From the line that has "Extract all readable text from this page." down to the final line of the listing below, transcribe every line exactly, and only those.

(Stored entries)
—————
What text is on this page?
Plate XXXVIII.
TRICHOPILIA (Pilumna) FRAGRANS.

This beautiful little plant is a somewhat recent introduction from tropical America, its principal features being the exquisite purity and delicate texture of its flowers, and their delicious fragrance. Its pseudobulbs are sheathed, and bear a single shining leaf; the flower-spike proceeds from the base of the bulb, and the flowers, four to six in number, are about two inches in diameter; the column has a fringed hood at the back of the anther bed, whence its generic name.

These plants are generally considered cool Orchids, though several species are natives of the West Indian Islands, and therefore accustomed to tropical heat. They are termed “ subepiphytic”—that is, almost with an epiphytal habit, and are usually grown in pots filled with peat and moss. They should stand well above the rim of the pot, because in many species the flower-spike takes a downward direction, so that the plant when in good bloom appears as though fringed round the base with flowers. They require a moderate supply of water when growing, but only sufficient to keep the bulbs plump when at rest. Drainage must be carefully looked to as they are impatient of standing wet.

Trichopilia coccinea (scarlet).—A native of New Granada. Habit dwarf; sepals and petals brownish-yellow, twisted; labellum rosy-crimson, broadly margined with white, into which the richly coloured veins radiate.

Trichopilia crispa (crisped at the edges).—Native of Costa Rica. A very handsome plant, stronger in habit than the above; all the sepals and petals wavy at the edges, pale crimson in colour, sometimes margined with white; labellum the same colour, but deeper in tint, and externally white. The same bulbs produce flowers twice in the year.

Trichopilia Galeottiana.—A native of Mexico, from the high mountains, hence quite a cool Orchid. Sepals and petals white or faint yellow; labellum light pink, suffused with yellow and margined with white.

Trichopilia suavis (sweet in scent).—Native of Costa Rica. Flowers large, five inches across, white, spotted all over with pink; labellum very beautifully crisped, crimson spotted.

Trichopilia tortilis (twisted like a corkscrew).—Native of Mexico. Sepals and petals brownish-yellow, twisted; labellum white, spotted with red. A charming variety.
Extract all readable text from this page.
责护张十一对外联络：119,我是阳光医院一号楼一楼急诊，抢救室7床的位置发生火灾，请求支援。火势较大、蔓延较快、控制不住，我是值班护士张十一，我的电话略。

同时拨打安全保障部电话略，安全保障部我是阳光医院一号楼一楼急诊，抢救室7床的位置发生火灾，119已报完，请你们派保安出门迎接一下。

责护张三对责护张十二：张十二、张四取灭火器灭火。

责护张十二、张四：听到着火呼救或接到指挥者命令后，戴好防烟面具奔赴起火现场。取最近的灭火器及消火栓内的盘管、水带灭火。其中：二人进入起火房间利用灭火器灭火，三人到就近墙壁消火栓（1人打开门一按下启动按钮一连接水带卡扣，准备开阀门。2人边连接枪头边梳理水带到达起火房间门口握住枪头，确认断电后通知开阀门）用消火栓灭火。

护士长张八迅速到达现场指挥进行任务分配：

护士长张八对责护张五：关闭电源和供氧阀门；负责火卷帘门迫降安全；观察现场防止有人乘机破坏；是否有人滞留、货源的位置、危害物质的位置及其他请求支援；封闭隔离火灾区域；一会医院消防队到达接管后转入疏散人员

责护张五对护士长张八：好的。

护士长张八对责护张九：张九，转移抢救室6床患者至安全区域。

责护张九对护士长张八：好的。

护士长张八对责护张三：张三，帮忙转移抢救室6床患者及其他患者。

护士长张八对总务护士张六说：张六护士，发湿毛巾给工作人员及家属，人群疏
—————
_The completed task_
Extract all readable text from this page.
责护张十一对外联络：119,我是阳光医院一号楼一楼急诊，抢救室7床的位置发生火灾，请求支援。火势较大、蔓延较快、控制不住，我是值班护士张十一，我的电话略。

同时拨打安全保障部电话略，安全保障部我是阳光医院一号楼一楼急诊，抢救室7床的位置发生火灾，119已报完，请你们派保安出门迎接一下。

责护张三对责护张十二：张十二、张四取灭火器灭火。

责护张十二、张四：听到着火呼救或接到指挥者命令后，戴好防烟面具奔赴起火现场。取最近的灭火器及消火栓内的盘管、水带灭火。其中：二人进入起火房间利用灭火器灭火，三人到就近墙壁消火栓（1人打开门一按下启动按钮一连接水带卡扣，准备开阀门。2人边连接枪头边梳理水带到达起火房间门口握住枪头，确认断电后通知开阀门）用消火栓灭火。

护士长张八迅速到达现场指挥进行任务分配：

护士长张八对责护张五：关闭电源和供氧阀门；负责火卷帘门迫降安全；观察现场防止有人乘机破坏；是否有人滞留、货源的位置、危害物质的位置及其他请求支援；封闭隔离火灾区域；一会医院消防队到达接管后转入疏散人员

责护张五对护士长张八：好的。

护士长张八对责护张九：张九，转移抢救室6床患者至安全区域。

责护张九对护士长张八：好的。

护士长张八对责护张三：张三，帮忙转移抢救室6床患者及其他患者。

护士长张八对总务护士张六说：张六护士，发湿毛巾给工作人员及家属，人群疏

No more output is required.